_Alıştırma Tanımı_:
Kaynak metnin "SULTAN VAHDEDDİN'in damadı" ile başlayıp "de arayış içindedir." sözlerine kadar devam eden bölümünü yeniden yazın ve bu bölümde "munferit" kelimesini "ayrı" ile değiştirin.

_Kaynak Metin_:
○ ○ ○

SULTAN VAHDEDDİN'in damadı İSMAİL HAKKI OKDAY, hatıratında şöyle der.
- "SULTAN ALTINCI MEHMED VAHDEDDİN HAN tahta çıktığından
beri munferit bir sulh akdetmek istemişti. 1 Ekim 1918'de İsviçre'deki İngiliz sefaretinin
mutemedi Dr. Parodi'ye gizli olarak İngilizler'le temas için 3 yol düşündüğünü
bildirmişti. İaşe Nazırı Kara Kemâl ile Maarif Nazırı Şükrü Beyler de Bern'de
aynı teklifte bulunmuşlardı."
Kısacası, PADİŞAH ta, MUSTAFA KEMÂL de arayış içindedir.
OSMANLI DEVLETİ'nin 12 Şubat 1919'da, MÜTAREKE'den 3,5 ay sonra, TEVFİK PAŞA'nın
kurduğu 2. hükûmet eliyle AMERİKA, İNGİLTERE,
FRANSA ve İTALYA temsilcilerine verdiği notada, şöyle denilmekteydi:
- "OSMANLI İmparatorluğu ülkesinde,
TÜRKLER'in bulundukları bölgelerde HÂKİMİYET ve EMNİYET tamamen sağlanacak, halen
İmparatorluğun yönetiminde bulunan DİĞER AZINLIKLAR'ın yükselmelerine engel
olunmayacak, ve kendilerine ÖZERKLİK verilecektir. ÇANAKKALE BOĞAZI sürekli açık
tutulacak, ve bütün milletlerin TİCÂRÎ filoları buradan geçebilecek, MERKEZÎ
HÜKÛMET'çe İSTANBUL'un savunması için gerekli tedbirler alınacaktır."

○ ○ ○

Bir veri kaynağından alınan öğeler:
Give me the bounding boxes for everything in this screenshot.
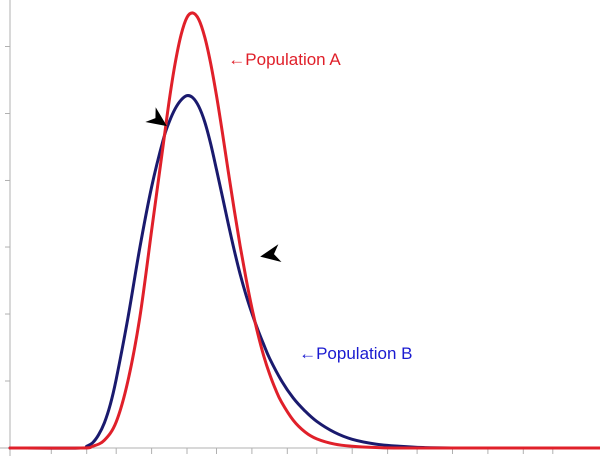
series-line-population-b xyxy=(8,94,600,450)
axis-ticks xyxy=(5,45,554,454)
series-line-population-a xyxy=(8,11,600,450)
arrow-markers xyxy=(145,107,282,262)
annotation-population-b: ←Population B xyxy=(299,344,412,363)
arrow-marker-intersection-right xyxy=(260,244,282,262)
arrow-marker-intersection-left xyxy=(145,107,167,127)
curves xyxy=(8,11,600,450)
annotation-population-a: ←Population A xyxy=(228,50,341,69)
annotations: ←Population A ←Population B xyxy=(228,50,412,363)
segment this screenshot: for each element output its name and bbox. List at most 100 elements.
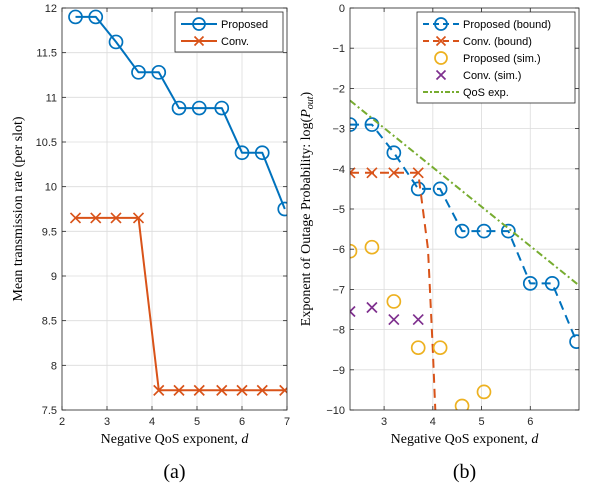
legend-marker xyxy=(193,35,205,47)
data-point xyxy=(234,145,250,161)
data-point xyxy=(364,239,380,255)
legend-label: Proposed xyxy=(221,19,268,31)
data-point xyxy=(256,384,268,396)
series-line xyxy=(350,123,578,343)
y-tick-label: 7.5 xyxy=(42,405,57,417)
y-tick-label: 12 xyxy=(45,3,57,15)
y-tick-label: −9 xyxy=(332,365,345,377)
data-point xyxy=(68,9,83,25)
data-point xyxy=(151,64,167,80)
y-tick-label: −6 xyxy=(332,244,345,256)
data-point xyxy=(388,167,400,179)
data-point xyxy=(193,384,205,396)
y-axis-label-end: ) xyxy=(299,91,314,96)
series-2 xyxy=(69,212,287,396)
chart-panel-a: 2 3 4 5 6 7 7.5 8 8.5 9 9.5 10 10.5 11 11.5 12 Negative … xyxy=(11,3,290,483)
y-tick-label: 9 xyxy=(51,271,57,283)
data-point xyxy=(569,334,579,350)
series-5 xyxy=(350,99,579,287)
legend-box xyxy=(416,11,576,104)
data-point xyxy=(454,223,470,239)
y-tick-label: 11.5 xyxy=(36,48,57,60)
data-point xyxy=(216,384,228,396)
x-axis-label-text: Negative QoS exponent, xyxy=(391,432,532,447)
axes-box xyxy=(61,7,288,411)
x-tick-label: 3 xyxy=(381,416,387,428)
x-tick-label: 5 xyxy=(478,416,484,428)
series-1 xyxy=(68,9,287,217)
y-tick-label: 8.5 xyxy=(42,316,57,328)
data-point xyxy=(350,167,356,179)
y-tick-label: −10 xyxy=(326,405,345,417)
x-tick-label: 4 xyxy=(149,416,155,428)
data-point xyxy=(386,145,402,161)
y-tick-label: −5 xyxy=(332,204,345,216)
y-tick-label: 8 xyxy=(51,360,57,372)
data-point xyxy=(350,117,358,132)
legend-label: Conv. (bound) xyxy=(463,36,532,48)
y-tick-label: −2 xyxy=(332,83,345,95)
legend-marker xyxy=(192,17,206,31)
legend-label: Proposed (bound) xyxy=(463,19,551,31)
y-axis-label: Mean transmission rate (per slot) xyxy=(11,116,26,301)
legend-label: Proposed (sim.) xyxy=(463,53,541,65)
panel-caption: (b) xyxy=(453,461,476,483)
data-point xyxy=(108,34,124,50)
legend-marker xyxy=(435,35,447,47)
y-tick-label: −4 xyxy=(332,164,345,176)
data-point xyxy=(412,313,424,326)
data-point xyxy=(366,301,378,314)
data-point xyxy=(350,305,356,318)
x-tick-label: 4 xyxy=(430,416,436,428)
data-point xyxy=(153,384,165,396)
data-point xyxy=(522,276,538,291)
data-point xyxy=(476,223,492,239)
data-point xyxy=(454,398,470,410)
legend-marker xyxy=(434,17,448,31)
y-axis-label-subscript: out xyxy=(305,96,316,109)
y-tick-label: 11 xyxy=(46,92,57,104)
data-point xyxy=(388,313,400,326)
x-tick-label: 7 xyxy=(284,416,290,428)
data-point xyxy=(410,340,426,356)
data-point xyxy=(412,167,424,179)
data-point xyxy=(279,384,287,396)
data-point xyxy=(476,384,492,400)
series-3 xyxy=(350,239,492,410)
data-point xyxy=(366,167,378,179)
series-1 xyxy=(350,117,579,350)
data-point xyxy=(131,64,146,80)
x-axis-label-variable: d xyxy=(241,432,249,447)
data-point xyxy=(173,384,185,396)
y-axis-label-variable: P xyxy=(299,109,314,119)
data-point xyxy=(214,100,230,116)
series-line xyxy=(350,99,579,287)
data-point xyxy=(432,340,448,356)
legend-marker xyxy=(435,69,447,81)
data-point xyxy=(191,100,207,116)
y-axis-label-text: Mean transmission rate (per slot) xyxy=(11,116,26,301)
y-tick-label: −8 xyxy=(332,325,345,337)
data-point xyxy=(364,117,380,132)
y-tick-label: −1 xyxy=(332,43,345,55)
data-point xyxy=(171,100,187,116)
x-tick-label: 5 xyxy=(194,416,200,428)
data-point xyxy=(90,212,102,224)
legend: Proposed Conv. xyxy=(174,11,284,53)
x-tick-label: 6 xyxy=(239,416,245,428)
data-point xyxy=(350,243,358,259)
legend-label: QoS exp. xyxy=(463,87,509,99)
data-point xyxy=(432,181,448,197)
data-point xyxy=(254,145,270,161)
data-point xyxy=(132,212,145,224)
series-4 xyxy=(350,301,424,326)
y-tick-label: −3 xyxy=(332,124,345,136)
x-axis-label-text: Negative QoS exponent, xyxy=(101,432,242,447)
x-axis-label: Negative QoS exponent, d xyxy=(391,432,540,447)
legend-label: Conv. (sim.) xyxy=(463,70,521,82)
data-point xyxy=(386,294,402,309)
data-point xyxy=(236,384,248,396)
legend-box xyxy=(174,11,284,53)
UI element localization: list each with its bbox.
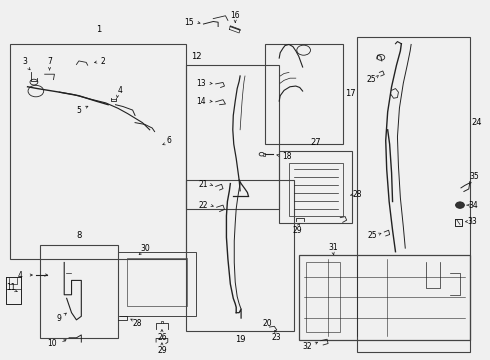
Text: 23: 23 <box>272 333 282 342</box>
Bar <box>127 258 187 306</box>
Text: 19: 19 <box>235 335 245 344</box>
Text: 18: 18 <box>282 152 291 161</box>
Text: 11: 11 <box>6 283 15 292</box>
Text: 26: 26 <box>157 333 167 342</box>
Text: 22: 22 <box>199 201 208 210</box>
Text: 9: 9 <box>57 314 62 323</box>
Bar <box>186 180 294 330</box>
Text: 2: 2 <box>101 57 106 66</box>
Text: 15: 15 <box>184 18 194 27</box>
Text: 4: 4 <box>118 86 123 95</box>
Bar <box>265 44 343 144</box>
Text: 29: 29 <box>293 226 303 235</box>
Text: 24: 24 <box>472 118 482 127</box>
Circle shape <box>456 202 465 208</box>
Bar <box>299 255 470 339</box>
Text: 8: 8 <box>76 231 81 240</box>
Text: 12: 12 <box>191 52 202 61</box>
Text: 1: 1 <box>96 25 101 34</box>
Bar <box>118 252 196 316</box>
Text: 34: 34 <box>469 201 479 210</box>
Text: 4: 4 <box>18 270 23 279</box>
Text: 5: 5 <box>76 105 81 114</box>
Text: 21: 21 <box>199 180 208 189</box>
Text: 20: 20 <box>262 319 272 328</box>
Text: 31: 31 <box>328 243 338 252</box>
Text: 35: 35 <box>470 172 480 181</box>
Bar <box>289 163 343 216</box>
Text: 28: 28 <box>133 319 142 328</box>
Text: 32: 32 <box>303 342 312 351</box>
Text: 6: 6 <box>167 136 172 145</box>
Bar <box>186 65 279 209</box>
Text: 25: 25 <box>366 75 376 84</box>
Text: 14: 14 <box>196 96 206 105</box>
Text: 16: 16 <box>230 10 240 19</box>
Text: 28: 28 <box>353 190 362 199</box>
Text: 27: 27 <box>311 138 321 147</box>
Text: 7: 7 <box>47 57 52 66</box>
Bar <box>40 244 118 338</box>
Text: 13: 13 <box>196 79 206 88</box>
Bar <box>357 37 470 352</box>
Text: 10: 10 <box>47 339 57 348</box>
Text: 33: 33 <box>467 217 477 226</box>
Text: 17: 17 <box>345 89 355 98</box>
Bar <box>306 262 340 332</box>
Text: 30: 30 <box>140 244 150 253</box>
Text: 25: 25 <box>367 231 377 240</box>
Bar <box>279 151 352 223</box>
Bar <box>10 44 186 259</box>
Text: 29: 29 <box>157 346 167 355</box>
Text: 3: 3 <box>23 57 27 66</box>
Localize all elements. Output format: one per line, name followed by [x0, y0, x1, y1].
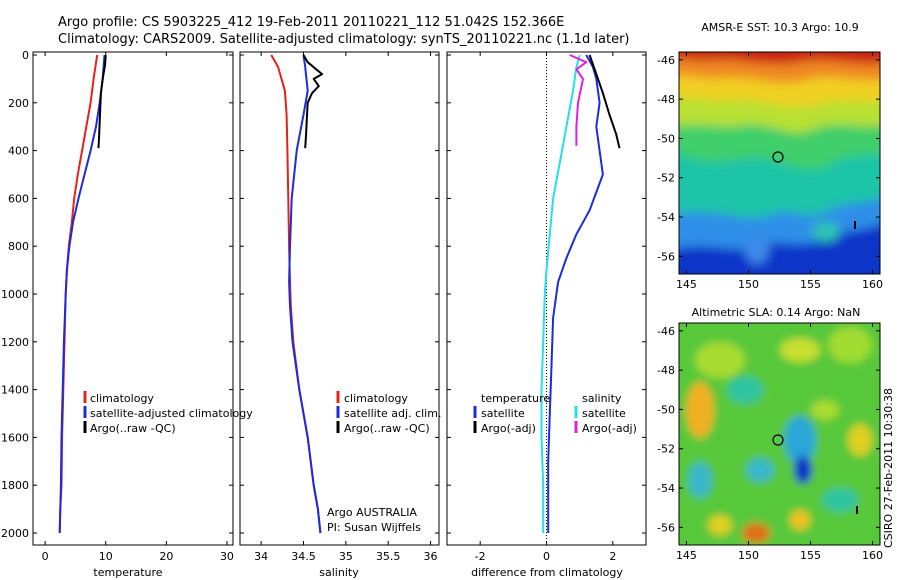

○ ○ ○

_Görev Çözümü_:
SULTAN VAHDEDDİN'in damadı İSMAİL HAKKI OKDAY, hatıratında şöyle der.
- "SULTAN ALTINCI MEHMED VAHDEDDİN HAN tahta çıktığından
beri ayrı bir sulh akdetmek istemişti. 1 Ekim 1918'de İsviçre'deki İngiliz sefaretinin
mutemedi Dr. Parodi'ye gizli olarak İngilizler'le temas için 3 yol düşündüğünü
bildirmişti. İaşe Nazırı Kara Kemâl ile Maarif Nazırı Şükrü Beyler de Bern'de
aynı teklifte bulunmuşlardı."
Kısacası, PADİŞAH ta, MUSTAFA KEMÂL de arayış içindedir.